- **INFORMATION SUPPLIED**:
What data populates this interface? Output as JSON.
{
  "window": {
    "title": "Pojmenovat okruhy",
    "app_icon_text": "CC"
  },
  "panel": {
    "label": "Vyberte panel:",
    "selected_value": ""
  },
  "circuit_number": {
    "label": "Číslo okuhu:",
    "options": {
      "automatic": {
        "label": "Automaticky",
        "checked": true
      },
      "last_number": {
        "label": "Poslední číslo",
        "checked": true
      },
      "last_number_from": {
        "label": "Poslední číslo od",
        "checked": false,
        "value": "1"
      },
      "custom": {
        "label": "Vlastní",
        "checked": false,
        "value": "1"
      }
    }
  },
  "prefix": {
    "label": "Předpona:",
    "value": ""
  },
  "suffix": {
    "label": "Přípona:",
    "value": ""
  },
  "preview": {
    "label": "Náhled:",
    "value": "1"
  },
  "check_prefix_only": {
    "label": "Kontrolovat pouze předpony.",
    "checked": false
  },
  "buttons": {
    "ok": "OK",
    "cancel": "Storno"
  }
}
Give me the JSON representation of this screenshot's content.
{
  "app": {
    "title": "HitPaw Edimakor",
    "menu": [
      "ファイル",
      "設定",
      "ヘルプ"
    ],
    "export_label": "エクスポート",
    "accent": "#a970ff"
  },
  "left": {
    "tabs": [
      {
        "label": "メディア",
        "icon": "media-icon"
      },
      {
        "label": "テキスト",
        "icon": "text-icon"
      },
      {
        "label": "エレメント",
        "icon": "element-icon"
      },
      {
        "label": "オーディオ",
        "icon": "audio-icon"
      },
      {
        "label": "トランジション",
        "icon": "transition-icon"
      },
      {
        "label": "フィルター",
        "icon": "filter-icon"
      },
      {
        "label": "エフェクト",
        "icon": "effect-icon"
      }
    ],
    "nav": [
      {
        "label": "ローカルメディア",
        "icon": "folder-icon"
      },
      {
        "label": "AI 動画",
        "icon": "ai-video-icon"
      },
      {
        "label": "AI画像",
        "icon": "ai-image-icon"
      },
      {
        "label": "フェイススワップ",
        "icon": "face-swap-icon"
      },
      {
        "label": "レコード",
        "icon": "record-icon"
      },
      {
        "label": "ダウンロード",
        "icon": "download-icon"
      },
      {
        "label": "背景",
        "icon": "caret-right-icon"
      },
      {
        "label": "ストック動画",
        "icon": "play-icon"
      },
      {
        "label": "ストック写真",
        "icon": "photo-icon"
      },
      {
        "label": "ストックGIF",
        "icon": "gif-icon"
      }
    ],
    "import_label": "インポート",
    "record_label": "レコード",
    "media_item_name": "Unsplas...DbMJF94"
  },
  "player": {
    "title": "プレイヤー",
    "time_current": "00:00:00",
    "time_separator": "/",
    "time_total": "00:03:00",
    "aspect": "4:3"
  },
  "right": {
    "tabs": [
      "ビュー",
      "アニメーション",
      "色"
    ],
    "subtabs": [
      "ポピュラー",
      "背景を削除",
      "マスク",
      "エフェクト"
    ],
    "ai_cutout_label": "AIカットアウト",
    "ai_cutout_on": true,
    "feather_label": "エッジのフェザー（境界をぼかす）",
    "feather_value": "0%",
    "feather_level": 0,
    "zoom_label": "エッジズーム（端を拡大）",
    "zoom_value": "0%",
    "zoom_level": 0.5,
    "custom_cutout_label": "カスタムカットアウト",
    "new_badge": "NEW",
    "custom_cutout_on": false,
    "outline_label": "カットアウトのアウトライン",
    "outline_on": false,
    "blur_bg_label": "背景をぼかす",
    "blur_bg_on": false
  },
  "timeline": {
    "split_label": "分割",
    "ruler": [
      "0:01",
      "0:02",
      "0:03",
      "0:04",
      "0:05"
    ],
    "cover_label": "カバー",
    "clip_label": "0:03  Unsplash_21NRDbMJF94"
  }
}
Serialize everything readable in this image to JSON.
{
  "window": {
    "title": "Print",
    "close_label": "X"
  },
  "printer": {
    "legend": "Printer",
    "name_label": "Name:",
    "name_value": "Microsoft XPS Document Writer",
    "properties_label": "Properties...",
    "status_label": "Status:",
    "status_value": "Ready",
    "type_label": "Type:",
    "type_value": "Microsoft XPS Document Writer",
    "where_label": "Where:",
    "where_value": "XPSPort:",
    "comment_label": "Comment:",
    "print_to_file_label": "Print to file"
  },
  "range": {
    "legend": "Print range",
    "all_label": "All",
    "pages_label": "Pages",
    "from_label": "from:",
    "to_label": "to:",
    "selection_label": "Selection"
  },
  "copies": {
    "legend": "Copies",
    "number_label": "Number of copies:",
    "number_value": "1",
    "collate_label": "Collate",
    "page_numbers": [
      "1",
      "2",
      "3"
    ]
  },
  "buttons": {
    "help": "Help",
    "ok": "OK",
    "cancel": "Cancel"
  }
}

- **WHAT TO PRODUCE**:
From the listing above, collect each line in which the string "this" appears.

- **IN RESPONSE**:
What data populates this interface? Output as JSON.
Give me the JSON representation of this screenshot's content.
Serialize everything readable in this image to JSON.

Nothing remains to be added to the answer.